EXERCISE AIM: Write out all of the entries that follow, word for word, but skip the pictures.

GIVEN RECORDS:
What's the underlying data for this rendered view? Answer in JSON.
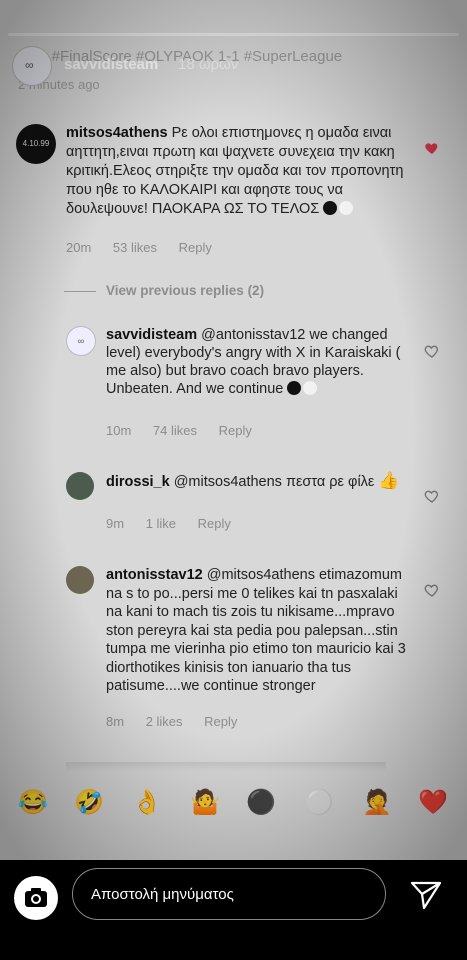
{
  "story": {
    "username": "savvidisteam",
    "time": "18 ωρών",
    "caption": "k_fc #FinalScore #OLYPAOK 1-1 #SuperLeague",
    "caption_time": "2 minutes ago"
  },
  "comments": [
    {
      "avatar_text": "4.10.99",
      "username": "mitsos4athens",
      "text": "Ρε ολοι επιστημονες η ομαδα ειναι αηττητη,ειναι πρωτη και ψαχνετε συνεχεια την κακη κριτική.Ελεος στηριξτε την ομαδα και τον προπονητη που ηθε το ΚΑΛΟΚΑΙΡΙ και αφηστε τους να δουλεψουνε! ΠΑΟΚΑΡΑ ΩΣ ΤΟ ΤΕΛΟΣ",
      "time": "20m",
      "likes": "53 likes",
      "reply": "Reply"
    }
  ],
  "view_previous": "View previous replies (2)",
  "replies": [
    {
      "username": "savvidisteam",
      "text": "@antonisstav12 we changed level) everybody's angry with X in Karaiskaki ( me also) but bravo  coach bravo players. Unbeaten. And we continue",
      "time": "10m",
      "likes": "74 likes",
      "reply": "Reply"
    },
    {
      "username": "dirossi_k",
      "text": "@mitsos4athens πεστα ρε φίλε",
      "time": "9m",
      "likes": "1 like",
      "reply": "Reply"
    },
    {
      "username": "antonisstav12",
      "text": "@mitsos4athens etimazomum na s to po...persi me 0 telikes kai tn pasxalaki na kani to mach tis zois tu nikisame...mpravo ston pereyra kai sta pedia pou palepsan...stin tumpa me vierinha pio etimo ton mauricio kai 3 diorthotikes kinisis ton ianuario tha tus patisume....we continue stronger",
      "time": "8m",
      "likes": "2 likes",
      "reply": "Reply"
    }
  ],
  "emoji_bar": [
    "😂",
    "🤣",
    "👌",
    "🤷",
    "⚫",
    "⚪",
    "🤦",
    "❤️"
  ],
  "message_bar": {
    "placeholder": "Αποστολή μηνύματος"
  },
  "colors": {
    "liked_heart": "#d9394f",
    "meta_gray": "#8c8c8c"
  }
}
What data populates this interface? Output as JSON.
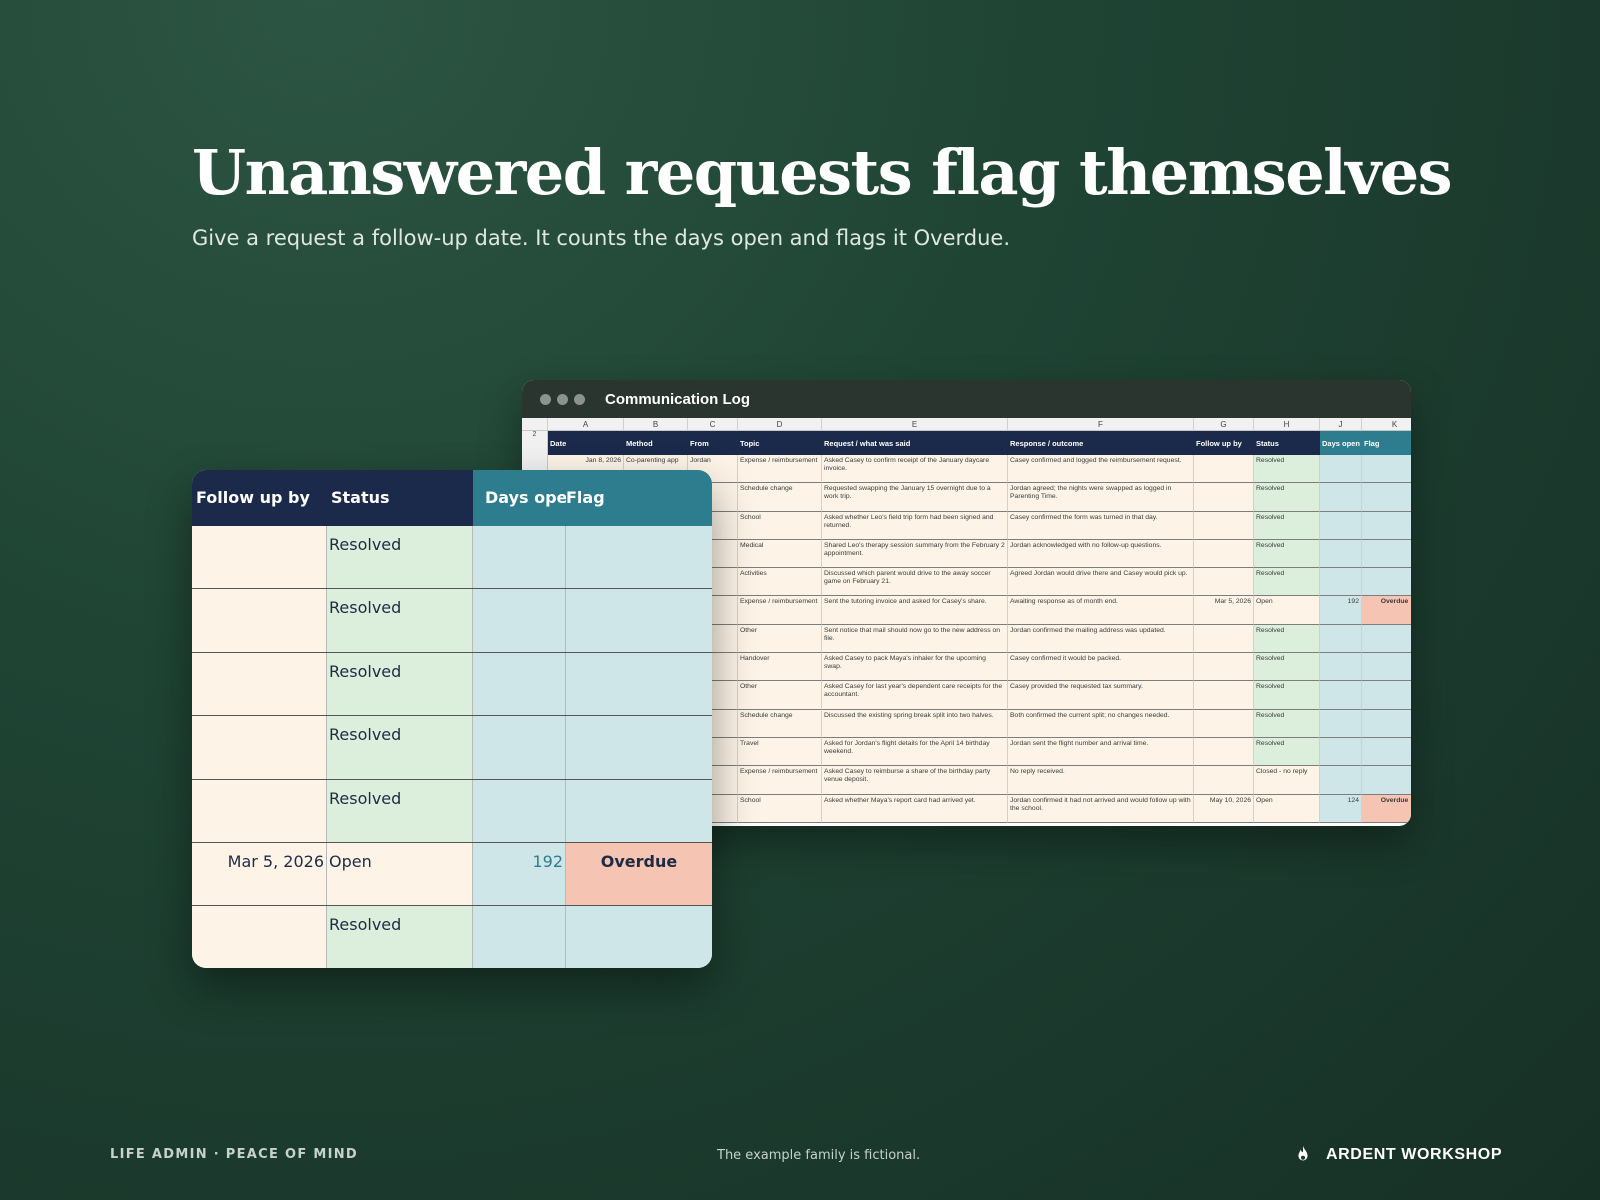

ANSWER FOR THIS EXERCISE:
What's the underlying data for this rendered view? Answer in JSON.
{
  "story": {
    "username": "savvidisteam",
    "time": "18 ωρών",
    "caption": "k_fc #FinalScore #OLYPAOK 1-1 #SuperLeague",
    "caption_time": "2 minutes ago"
  },
  "comments": [
    {
      "avatar_text": "4.10.99",
      "username": "mitsos4athens",
      "text": "Ρε ολοι επιστημονες η ομαδα ειναι αηττητη,ειναι πρωτη και ψαχνετε συνεχεια την κακη κριτική.Ελεος στηριξτε την ομαδα και τον προπονητη που ηθε το ΚΑΛΟΚΑΙΡΙ και αφηστε τους να δουλεψουνε! ΠΑΟΚΑΡΑ ΩΣ ΤΟ ΤΕΛΟΣ",
      "time": "20m",
      "likes": "53 likes",
      "reply": "Reply"
    }
  ],
  "view_previous": "View previous replies (2)",
  "replies": [
    {
      "username": "savvidisteam",
      "text": "@antonisstav12 we changed level) everybody's angry with X in Karaiskaki ( me also) but bravo  coach bravo players. Unbeaten. And we continue",
      "time": "10m",
      "likes": "74 likes",
      "reply": "Reply"
    },
    {
      "username": "dirossi_k",
      "text": "@mitsos4athens πεστα ρε φίλε",
      "time": "9m",
      "likes": "1 like",
      "reply": "Reply"
    },
    {
      "username": "antonisstav12",
      "text": "@mitsos4athens etimazomum na s to po...persi me 0 telikes kai tn pasxalaki na kani to mach tis zois tu nikisame...mpravo ston pereyra kai sta pedia pou palepsan...stin tumpa me vierinha pio etimo ton mauricio kai 3 diorthotikes kinisis ton ianuario tha tus patisume....we continue stronger",
      "time": "8m",
      "likes": "2 likes",
      "reply": "Reply"
    }
  ],
  "emoji_bar": [
    "😂",
    "🤣",
    "👌",
    "🤷",
    "⚫",
    "⚪",
    "🤦",
    "❤️"
  ],
  "message_bar": {
    "placeholder": "Αποστολή μηνύματος"
  },
  "colors": {
    "liked_heart": "#d9394f",
    "meta_gray": "#8c8c8c"
  }
}
What data populates this interface? Output as JSON.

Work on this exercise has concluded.